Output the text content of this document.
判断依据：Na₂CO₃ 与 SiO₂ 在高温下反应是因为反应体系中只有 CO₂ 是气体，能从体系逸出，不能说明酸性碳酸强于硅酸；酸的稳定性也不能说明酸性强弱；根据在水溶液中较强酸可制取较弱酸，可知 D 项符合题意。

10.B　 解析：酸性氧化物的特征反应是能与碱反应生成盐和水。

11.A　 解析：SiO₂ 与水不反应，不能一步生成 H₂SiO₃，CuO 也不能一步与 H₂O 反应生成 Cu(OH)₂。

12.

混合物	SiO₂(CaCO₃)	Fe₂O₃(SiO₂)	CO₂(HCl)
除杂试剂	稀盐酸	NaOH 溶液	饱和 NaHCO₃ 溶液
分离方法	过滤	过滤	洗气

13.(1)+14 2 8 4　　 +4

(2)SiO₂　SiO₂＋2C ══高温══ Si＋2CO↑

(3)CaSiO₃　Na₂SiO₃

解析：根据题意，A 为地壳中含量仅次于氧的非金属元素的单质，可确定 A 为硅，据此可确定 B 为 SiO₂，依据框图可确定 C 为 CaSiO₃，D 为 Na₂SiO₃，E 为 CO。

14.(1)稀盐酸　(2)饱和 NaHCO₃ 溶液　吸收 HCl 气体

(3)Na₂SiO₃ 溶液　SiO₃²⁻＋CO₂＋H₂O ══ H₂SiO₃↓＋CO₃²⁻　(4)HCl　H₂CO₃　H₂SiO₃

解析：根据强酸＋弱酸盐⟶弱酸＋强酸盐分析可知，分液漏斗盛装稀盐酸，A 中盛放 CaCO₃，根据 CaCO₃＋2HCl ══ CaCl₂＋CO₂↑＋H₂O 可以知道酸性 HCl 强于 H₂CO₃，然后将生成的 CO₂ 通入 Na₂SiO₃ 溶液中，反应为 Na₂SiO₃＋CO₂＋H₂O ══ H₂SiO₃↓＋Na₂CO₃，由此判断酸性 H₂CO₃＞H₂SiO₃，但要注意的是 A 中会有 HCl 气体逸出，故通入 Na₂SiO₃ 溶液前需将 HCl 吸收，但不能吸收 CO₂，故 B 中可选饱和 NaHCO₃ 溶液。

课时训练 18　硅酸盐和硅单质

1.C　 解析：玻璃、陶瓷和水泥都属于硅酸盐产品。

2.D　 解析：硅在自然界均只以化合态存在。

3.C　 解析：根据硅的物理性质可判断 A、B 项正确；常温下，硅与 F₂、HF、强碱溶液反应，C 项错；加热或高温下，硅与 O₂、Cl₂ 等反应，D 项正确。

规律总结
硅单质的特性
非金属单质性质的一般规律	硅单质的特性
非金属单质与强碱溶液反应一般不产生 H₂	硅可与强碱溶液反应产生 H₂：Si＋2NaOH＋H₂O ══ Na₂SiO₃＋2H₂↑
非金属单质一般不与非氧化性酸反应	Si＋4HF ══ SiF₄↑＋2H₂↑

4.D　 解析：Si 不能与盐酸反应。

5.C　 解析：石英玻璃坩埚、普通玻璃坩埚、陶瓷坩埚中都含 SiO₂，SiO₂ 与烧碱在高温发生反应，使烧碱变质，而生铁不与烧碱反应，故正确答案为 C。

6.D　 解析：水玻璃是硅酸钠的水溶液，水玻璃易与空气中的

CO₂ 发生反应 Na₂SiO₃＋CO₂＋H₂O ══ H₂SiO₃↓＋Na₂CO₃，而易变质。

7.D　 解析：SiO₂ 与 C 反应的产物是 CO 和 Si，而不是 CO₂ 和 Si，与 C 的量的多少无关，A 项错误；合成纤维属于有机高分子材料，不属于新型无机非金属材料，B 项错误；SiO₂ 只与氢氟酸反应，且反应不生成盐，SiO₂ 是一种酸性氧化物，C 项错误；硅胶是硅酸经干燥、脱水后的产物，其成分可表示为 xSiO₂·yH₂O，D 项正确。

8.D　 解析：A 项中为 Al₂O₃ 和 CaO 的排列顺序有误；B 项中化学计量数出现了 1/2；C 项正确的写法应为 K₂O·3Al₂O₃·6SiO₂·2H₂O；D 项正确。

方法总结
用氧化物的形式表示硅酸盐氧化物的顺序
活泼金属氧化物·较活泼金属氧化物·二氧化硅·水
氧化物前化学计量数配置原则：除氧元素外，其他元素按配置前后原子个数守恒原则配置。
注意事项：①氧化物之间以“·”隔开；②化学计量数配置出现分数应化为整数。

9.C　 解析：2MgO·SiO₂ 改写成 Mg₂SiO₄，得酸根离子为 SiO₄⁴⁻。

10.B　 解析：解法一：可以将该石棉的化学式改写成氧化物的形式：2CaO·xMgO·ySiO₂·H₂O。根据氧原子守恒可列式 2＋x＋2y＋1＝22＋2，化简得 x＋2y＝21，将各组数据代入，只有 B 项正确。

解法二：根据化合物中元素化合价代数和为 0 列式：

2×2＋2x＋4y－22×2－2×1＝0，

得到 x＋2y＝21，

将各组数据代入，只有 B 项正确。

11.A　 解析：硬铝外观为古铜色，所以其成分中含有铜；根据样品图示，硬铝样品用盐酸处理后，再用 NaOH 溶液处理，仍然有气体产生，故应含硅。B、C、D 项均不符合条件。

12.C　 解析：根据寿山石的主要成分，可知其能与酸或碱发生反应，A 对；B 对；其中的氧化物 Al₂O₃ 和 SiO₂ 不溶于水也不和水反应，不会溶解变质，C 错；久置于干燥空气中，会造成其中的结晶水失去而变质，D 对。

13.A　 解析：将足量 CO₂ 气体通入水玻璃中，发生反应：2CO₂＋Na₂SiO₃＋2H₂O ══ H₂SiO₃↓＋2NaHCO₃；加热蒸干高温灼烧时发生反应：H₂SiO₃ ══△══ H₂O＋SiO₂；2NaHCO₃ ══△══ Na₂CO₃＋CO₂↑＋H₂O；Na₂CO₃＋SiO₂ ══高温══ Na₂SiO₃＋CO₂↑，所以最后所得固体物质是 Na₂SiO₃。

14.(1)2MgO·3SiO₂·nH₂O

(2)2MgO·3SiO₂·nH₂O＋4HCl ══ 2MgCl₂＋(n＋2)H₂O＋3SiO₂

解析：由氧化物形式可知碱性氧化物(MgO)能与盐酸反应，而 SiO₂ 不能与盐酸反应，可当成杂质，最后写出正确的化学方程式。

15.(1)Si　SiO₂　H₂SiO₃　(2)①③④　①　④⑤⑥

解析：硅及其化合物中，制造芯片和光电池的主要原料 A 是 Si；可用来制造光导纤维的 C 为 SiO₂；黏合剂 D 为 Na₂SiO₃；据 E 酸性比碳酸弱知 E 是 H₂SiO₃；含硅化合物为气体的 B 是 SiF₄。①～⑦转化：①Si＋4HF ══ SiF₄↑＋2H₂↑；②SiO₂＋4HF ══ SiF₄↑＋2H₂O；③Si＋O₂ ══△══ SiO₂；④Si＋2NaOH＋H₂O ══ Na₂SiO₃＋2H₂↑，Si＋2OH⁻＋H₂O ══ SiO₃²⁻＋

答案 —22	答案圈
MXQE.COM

Given problem :: Every line of the data above should be reproduced word for word.

Exercise output ::
Output the text content of this document.
判断依据：Na₂CO₃ 与 SiO₂ 在高温下反应是因为反应体系中只有 CO₂ 是气体，能从体系逸出，不能说明酸性碳酸强于硅酸；酸的稳定性也不能说明酸性强弱；根据在水溶液中较强酸可制取较弱酸，可知 D 项符合题意。

10.B　 解析：酸性氧化物的特征反应是能与碱反应生成盐和水。

11.A　 解析：SiO₂ 与水不反应，不能一步生成 H₂SiO₃，CuO 也不能一步与 H₂O 反应生成 Cu(OH)₂。

12.

混合物	SiO₂(CaCO₃)	Fe₂O₃(SiO₂)	CO₂(HCl)
除杂试剂	稀盐酸	NaOH 溶液	饱和 NaHCO₃ 溶液
分离方法	过滤	过滤	洗气

13.(1)+14 2 8 4　　 +4

(2)SiO₂　SiO₂＋2C ══高温══ Si＋2CO↑

(3)CaSiO₃　Na₂SiO₃

解析：根据题意，A 为地壳中含量仅次于氧的非金属元素的单质，可确定 A 为硅，据此可确定 B 为 SiO₂，依据框图可确定 C 为 CaSiO₃，D 为 Na₂SiO₃，E 为 CO。

14.(1)稀盐酸　(2)饱和 NaHCO₃ 溶液　吸收 HCl 气体

(3)Na₂SiO₃ 溶液　SiO₃²⁻＋CO₂＋H₂O ══ H₂SiO₃↓＋CO₃²⁻　(4)HCl　H₂CO₃　H₂SiO₃

解析：根据强酸＋弱酸盐⟶弱酸＋强酸盐分析可知，分液漏斗盛装稀盐酸，A 中盛放 CaCO₃，根据 CaCO₃＋2HCl ══ CaCl₂＋CO₂↑＋H₂O 可以知道酸性 HCl 强于 H₂CO₃，然后将生成的 CO₂ 通入 Na₂SiO₃ 溶液中，反应为 Na₂SiO₃＋CO₂＋H₂O ══ H₂SiO₃↓＋Na₂CO₃，由此判断酸性 H₂CO₃＞H₂SiO₃，但要注意的是 A 中会有 HCl 气体逸出，故通入 Na₂SiO₃ 溶液前需将 HCl 吸收，但不能吸收 CO₂，故 B 中可选饱和 NaHCO₃ 溶液。

课时训练 18　硅酸盐和硅单质

1.C　 解析：玻璃、陶瓷和水泥都属于硅酸盐产品。

2.D　 解析：硅在自然界均只以化合态存在。

3.C　 解析：根据硅的物理性质可判断 A、B 项正确；常温下，硅与 F₂、HF、强碱溶液反应，C 项错；加热或高温下，硅与 O₂、Cl₂ 等反应，D 项正确。

规律总结
硅单质的特性
非金属单质性质的一般规律	硅单质的特性
非金属单质与强碱溶液反应一般不产生 H₂	硅可与强碱溶液反应产生 H₂：Si＋2NaOH＋H₂O ══ Na₂SiO₃＋2H₂↑
非金属单质一般不与非氧化性酸反应	Si＋4HF ══ SiF₄↑＋2H₂↑

4.D　 解析：Si 不能与盐酸反应。

5.C　 解析：石英玻璃坩埚、普通玻璃坩埚、陶瓷坩埚中都含 SiO₂，SiO₂ 与烧碱在高温发生反应，使烧碱变质，而生铁不与烧碱反应，故正确答案为 C。

6.D　 解析：水玻璃是硅酸钠的水溶液，水玻璃易与空气中的

CO₂ 发生反应 Na₂SiO₃＋CO₂＋H₂O ══ H₂SiO₃↓＋Na₂CO₃，而易变质。

7.D　 解析：SiO₂ 与 C 反应的产物是 CO 和 Si，而不是 CO₂ 和 Si，与 C 的量的多少无关，A 项错误；合成纤维属于有机高分子材料，不属于新型无机非金属材料，B 项错误；SiO₂ 只与氢氟酸反应，且反应不生成盐，SiO₂ 是一种酸性氧化物，C 项错误；硅胶是硅酸经干燥、脱水后的产物，其成分可表示为 xSiO₂·yH₂O，D 项正确。

8.D　 解析：A 项中为 Al₂O₃ 和 CaO 的排列顺序有误；B 项中化学计量数出现了 1/2；C 项正确的写法应为 K₂O·3Al₂O₃·6SiO₂·2H₂O；D 项正确。

方法总结
用氧化物的形式表示硅酸盐氧化物的顺序
活泼金属氧化物·较活泼金属氧化物·二氧化硅·水
氧化物前化学计量数配置原则：除氧元素外，其他元素按配置前后原子个数守恒原则配置。
注意事项：①氧化物之间以“·”隔开；②化学计量数配置出现分数应化为整数。

9.C　 解析：2MgO·SiO₂ 改写成 Mg₂SiO₄，得酸根离子为 SiO₄⁴⁻。

10.B　 解析：解法一：可以将该石棉的化学式改写成氧化物的形式：2CaO·xMgO·ySiO₂·H₂O。根据氧原子守恒可列式 2＋x＋2y＋1＝22＋2，化简得 x＋2y＝21，将各组数据代入，只有 B 项正确。

解法二：根据化合物中元素化合价代数和为 0 列式：

2×2＋2x＋4y－22×2－2×1＝0，

得到 x＋2y＝21，

将各组数据代入，只有 B 项正确。

11.A　 解析：硬铝外观为古铜色，所以其成分中含有铜；根据样品图示，硬铝样品用盐酸处理后，再用 NaOH 溶液处理，仍然有气体产生，故应含硅。B、C、D 项均不符合条件。

12.C　 解析：根据寿山石的主要成分，可知其能与酸或碱发生反应，A 对；B 对；其中的氧化物 Al₂O₃ 和 SiO₂ 不溶于水也不和水反应，不会溶解变质，C 错；久置于干燥空气中，会造成其中的结晶水失去而变质，D 对。

13.A　 解析：将足量 CO₂ 气体通入水玻璃中，发生反应：2CO₂＋Na₂SiO₃＋2H₂O ══ H₂SiO₃↓＋2NaHCO₃；加热蒸干高温灼烧时发生反应：H₂SiO₃ ══△══ H₂O＋SiO₂；2NaHCO₃ ══△══ Na₂CO₃＋CO₂↑＋H₂O；Na₂CO₃＋SiO₂ ══高温══ Na₂SiO₃＋CO₂↑，所以最后所得固体物质是 Na₂SiO₃。

14.(1)2MgO·3SiO₂·nH₂O

(2)2MgO·3SiO₂·nH₂O＋4HCl ══ 2MgCl₂＋(n＋2)H₂O＋3SiO₂

解析：由氧化物形式可知碱性氧化物(MgO)能与盐酸反应，而 SiO₂ 不能与盐酸反应，可当成杂质，最后写出正确的化学方程式。

15.(1)Si　SiO₂　H₂SiO₃　(2)①③④　①　④⑤⑥

解析：硅及其化合物中，制造芯片和光电池的主要原料 A 是 Si；可用来制造光导纤维的 C 为 SiO₂；黏合剂 D 为 Na₂SiO₃；据 E 酸性比碳酸弱知 E 是 H₂SiO₃；含硅化合物为气体的 B 是 SiF₄。①～⑦转化：①Si＋4HF ══ SiF₄↑＋2H₂↑；②SiO₂＋4HF ══ SiF₄↑＋2H₂O；③Si＋O₂ ══△══ SiO₂；④Si＋2NaOH＋H₂O ══ Na₂SiO₃＋2H₂↑，Si＋2OH⁻＋H₂O ══ SiO₃²⁻＋

答案 —22	答案圈
MXQE.COM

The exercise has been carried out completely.